__Exercise data__
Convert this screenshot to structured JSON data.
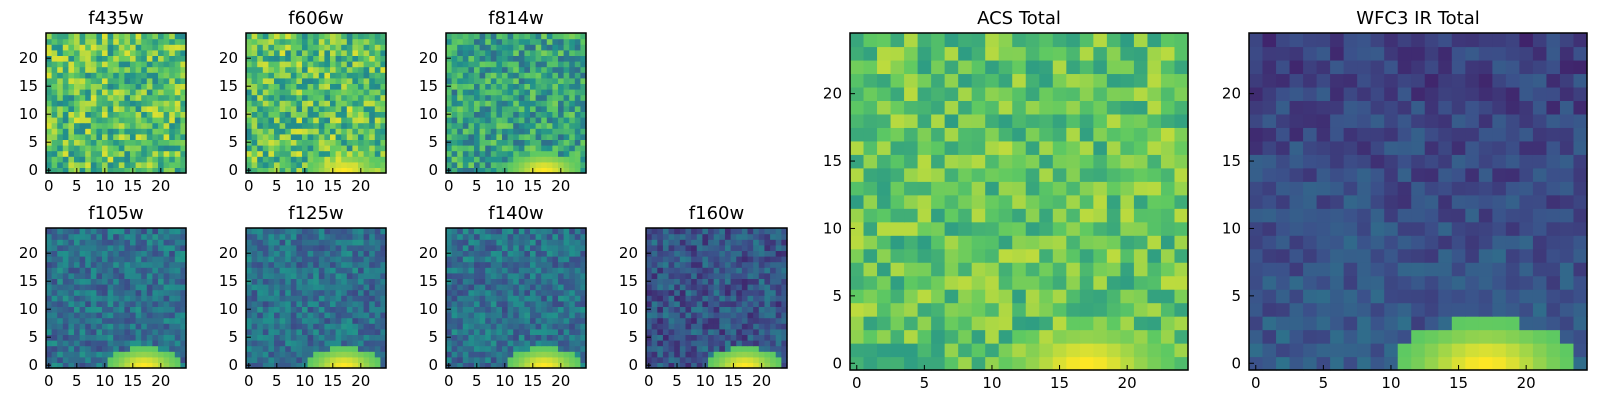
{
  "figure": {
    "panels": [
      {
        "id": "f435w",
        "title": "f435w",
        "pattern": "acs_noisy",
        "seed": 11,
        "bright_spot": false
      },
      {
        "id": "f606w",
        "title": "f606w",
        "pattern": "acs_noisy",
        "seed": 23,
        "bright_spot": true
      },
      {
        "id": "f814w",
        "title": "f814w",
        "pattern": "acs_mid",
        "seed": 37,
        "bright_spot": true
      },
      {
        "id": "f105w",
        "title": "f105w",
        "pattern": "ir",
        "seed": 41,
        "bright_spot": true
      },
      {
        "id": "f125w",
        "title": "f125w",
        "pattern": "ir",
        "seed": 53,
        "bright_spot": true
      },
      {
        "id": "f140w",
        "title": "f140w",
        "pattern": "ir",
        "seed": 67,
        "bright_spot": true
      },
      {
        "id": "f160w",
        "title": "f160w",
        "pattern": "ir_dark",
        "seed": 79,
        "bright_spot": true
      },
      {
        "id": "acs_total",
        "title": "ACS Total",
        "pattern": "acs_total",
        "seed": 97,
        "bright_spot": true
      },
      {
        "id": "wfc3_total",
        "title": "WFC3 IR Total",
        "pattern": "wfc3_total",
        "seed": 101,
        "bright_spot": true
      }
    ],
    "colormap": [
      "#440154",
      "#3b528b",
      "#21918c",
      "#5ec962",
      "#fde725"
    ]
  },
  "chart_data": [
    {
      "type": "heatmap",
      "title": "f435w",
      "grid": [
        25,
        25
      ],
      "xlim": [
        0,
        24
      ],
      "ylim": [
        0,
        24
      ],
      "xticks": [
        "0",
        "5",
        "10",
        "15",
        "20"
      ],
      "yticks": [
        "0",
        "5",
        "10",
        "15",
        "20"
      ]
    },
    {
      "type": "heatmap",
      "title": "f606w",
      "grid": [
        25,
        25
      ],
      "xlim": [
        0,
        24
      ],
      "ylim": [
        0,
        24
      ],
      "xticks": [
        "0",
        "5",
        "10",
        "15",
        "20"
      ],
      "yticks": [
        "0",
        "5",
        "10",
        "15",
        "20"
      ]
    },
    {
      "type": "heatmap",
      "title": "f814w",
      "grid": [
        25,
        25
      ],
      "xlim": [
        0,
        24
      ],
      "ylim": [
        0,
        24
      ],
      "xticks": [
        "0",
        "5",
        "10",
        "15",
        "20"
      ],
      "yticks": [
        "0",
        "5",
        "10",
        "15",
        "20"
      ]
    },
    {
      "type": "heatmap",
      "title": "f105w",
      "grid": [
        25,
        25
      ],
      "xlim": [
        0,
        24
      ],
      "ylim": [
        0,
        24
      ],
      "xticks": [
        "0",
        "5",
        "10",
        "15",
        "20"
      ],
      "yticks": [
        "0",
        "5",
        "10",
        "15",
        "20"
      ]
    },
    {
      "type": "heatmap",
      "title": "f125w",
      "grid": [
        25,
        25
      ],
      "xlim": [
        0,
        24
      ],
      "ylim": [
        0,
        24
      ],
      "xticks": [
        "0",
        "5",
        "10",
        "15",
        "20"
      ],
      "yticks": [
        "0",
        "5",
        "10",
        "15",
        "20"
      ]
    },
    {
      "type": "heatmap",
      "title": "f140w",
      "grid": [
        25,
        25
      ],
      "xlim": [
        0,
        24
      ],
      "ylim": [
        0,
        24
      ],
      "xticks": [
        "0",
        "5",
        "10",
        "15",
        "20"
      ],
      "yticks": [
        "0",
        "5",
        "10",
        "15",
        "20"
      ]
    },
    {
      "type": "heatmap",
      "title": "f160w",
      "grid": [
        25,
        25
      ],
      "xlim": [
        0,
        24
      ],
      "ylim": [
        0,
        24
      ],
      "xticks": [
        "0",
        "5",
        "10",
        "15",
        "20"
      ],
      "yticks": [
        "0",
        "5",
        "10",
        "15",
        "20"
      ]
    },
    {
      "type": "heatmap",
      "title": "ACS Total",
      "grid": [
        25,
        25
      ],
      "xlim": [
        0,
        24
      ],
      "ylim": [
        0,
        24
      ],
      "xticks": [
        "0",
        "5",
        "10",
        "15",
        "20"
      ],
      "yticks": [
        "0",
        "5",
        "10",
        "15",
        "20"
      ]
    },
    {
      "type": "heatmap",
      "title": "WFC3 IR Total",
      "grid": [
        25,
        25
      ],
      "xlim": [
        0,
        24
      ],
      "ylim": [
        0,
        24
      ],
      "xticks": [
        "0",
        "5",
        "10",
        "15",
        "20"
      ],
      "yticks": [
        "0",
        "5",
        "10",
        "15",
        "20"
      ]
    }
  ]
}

__What needs to be done__
Write the lines above out again exactly, without any of their pictures.

__Output for this task__
Convert this screenshot to structured JSON data.
{
  "figure": {
    "panels": [
      {
        "id": "f435w",
        "title": "f435w",
        "pattern": "acs_noisy",
        "seed": 11,
        "bright_spot": false
      },
      {
        "id": "f606w",
        "title": "f606w",
        "pattern": "acs_noisy",
        "seed": 23,
        "bright_spot": true
      },
      {
        "id": "f814w",
        "title": "f814w",
        "pattern": "acs_mid",
        "seed": 37,
        "bright_spot": true
      },
      {
        "id": "f105w",
        "title": "f105w",
        "pattern": "ir",
        "seed": 41,
        "bright_spot": true
      },
      {
        "id": "f125w",
        "title": "f125w",
        "pattern": "ir",
        "seed": 53,
        "bright_spot": true
      },
      {
        "id": "f140w",
        "title": "f140w",
        "pattern": "ir",
        "seed": 67,
        "bright_spot": true
      },
      {
        "id": "f160w",
        "title": "f160w",
        "pattern": "ir_dark",
        "seed": 79,
        "bright_spot": true
      },
      {
        "id": "acs_total",
        "title": "ACS Total",
        "pattern": "acs_total",
        "seed": 97,
        "bright_spot": true
      },
      {
        "id": "wfc3_total",
        "title": "WFC3 IR Total",
        "pattern": "wfc3_total",
        "seed": 101,
        "bright_spot": true
      }
    ],
    "colormap": [
      "#440154",
      "#3b528b",
      "#21918c",
      "#5ec962",
      "#fde725"
    ]
  },
  "chart_data": [
    {
      "type": "heatmap",
      "title": "f435w",
      "grid": [
        25,
        25
      ],
      "xlim": [
        0,
        24
      ],
      "ylim": [
        0,
        24
      ],
      "xticks": [
        "0",
        "5",
        "10",
        "15",
        "20"
      ],
      "yticks": [
        "0",
        "5",
        "10",
        "15",
        "20"
      ]
    },
    {
      "type": "heatmap",
      "title": "f606w",
      "grid": [
        25,
        25
      ],
      "xlim": [
        0,
        24
      ],
      "ylim": [
        0,
        24
      ],
      "xticks": [
        "0",
        "5",
        "10",
        "15",
        "20"
      ],
      "yticks": [
        "0",
        "5",
        "10",
        "15",
        "20"
      ]
    },
    {
      "type": "heatmap",
      "title": "f814w",
      "grid": [
        25,
        25
      ],
      "xlim": [
        0,
        24
      ],
      "ylim": [
        0,
        24
      ],
      "xticks": [
        "0",
        "5",
        "10",
        "15",
        "20"
      ],
      "yticks": [
        "0",
        "5",
        "10",
        "15",
        "20"
      ]
    },
    {
      "type": "heatmap",
      "title": "f105w",
      "grid": [
        25,
        25
      ],
      "xlim": [
        0,
        24
      ],
      "ylim": [
        0,
        24
      ],
      "xticks": [
        "0",
        "5",
        "10",
        "15",
        "20"
      ],
      "yticks": [
        "0",
        "5",
        "10",
        "15",
        "20"
      ]
    },
    {
      "type": "heatmap",
      "title": "f125w",
      "grid": [
        25,
        25
      ],
      "xlim": [
        0,
        24
      ],
      "ylim": [
        0,
        24
      ],
      "xticks": [
        "0",
        "5",
        "10",
        "15",
        "20"
      ],
      "yticks": [
        "0",
        "5",
        "10",
        "15",
        "20"
      ]
    },
    {
      "type": "heatmap",
      "title": "f140w",
      "grid": [
        25,
        25
      ],
      "xlim": [
        0,
        24
      ],
      "ylim": [
        0,
        24
      ],
      "xticks": [
        "0",
        "5",
        "10",
        "15",
        "20"
      ],
      "yticks": [
        "0",
        "5",
        "10",
        "15",
        "20"
      ]
    },
    {
      "type": "heatmap",
      "title": "f160w",
      "grid": [
        25,
        25
      ],
      "xlim": [
        0,
        24
      ],
      "ylim": [
        0,
        24
      ],
      "xticks": [
        "0",
        "5",
        "10",
        "15",
        "20"
      ],
      "yticks": [
        "0",
        "5",
        "10",
        "15",
        "20"
      ]
    },
    {
      "type": "heatmap",
      "title": "ACS Total",
      "grid": [
        25,
        25
      ],
      "xlim": [
        0,
        24
      ],
      "ylim": [
        0,
        24
      ],
      "xticks": [
        "0",
        "5",
        "10",
        "15",
        "20"
      ],
      "yticks": [
        "0",
        "5",
        "10",
        "15",
        "20"
      ]
    },
    {
      "type": "heatmap",
      "title": "WFC3 IR Total",
      "grid": [
        25,
        25
      ],
      "xlim": [
        0,
        24
      ],
      "ylim": [
        0,
        24
      ],
      "xticks": [
        "0",
        "5",
        "10",
        "15",
        "20"
      ],
      "yticks": [
        "0",
        "5",
        "10",
        "15",
        "20"
      ]
    }
  ]
}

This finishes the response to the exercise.